In the excerpt on public school funding, what share of school districts across the U.S. is said to spend more money on districts serving wealthier students?

## Start Excerpt provided

Money matters in public education. It helps to improve educational opportunities and can lead to resource allocation that is more equal. Indeed, when states commit to financially investing in public education, students are more likely to better perform academically while in school and they are more likely later on in life to earn higher wages in the workforce (Baker et al., 2018). Yet, the way current education systems are set up in many states allows funding disparities to persist across school communities (Leachman, 2019). Public school districts, particularly those that have a student population that is primarily low-income, are consistently underfunded, and many school districts across the U.S., almost a third, are spending more money on districts serving wealthier students (Farrie, Kim, & Sciarra, 2019). Indeed, as Darling-Hammond (2019) states, “Public schools in the United States are among the most inequitably funded of any in the industrialized world” (p. 1). Moreover, as public school enrollment continues to rise, demographics shift, and income inequality and segregation persists (see Chapter 2), states are finding it harder to fund schools and their students’ needs and the funding decisions being made primarily at the local level can exacerbate these existent school inequities (Leachman, 2019). And while race may not be explicitly discussed in issues such as local control, resource redistribution, and how to effectively expend resources, it undergirds all of these issues (Ryan, 1999). Further, when states decide to change their school funding formulas and less money is allocated to districts, it becomes increasingly challenging for schools to address needs like overcrowded classrooms, teacher quality, or improving student outcomes (Leachman & Figueroa, 2019).

## End Excerpt provided
## Start Dataset extract

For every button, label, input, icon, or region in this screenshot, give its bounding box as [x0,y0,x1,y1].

## End Dataset extract

== Task result ==
Almost a third.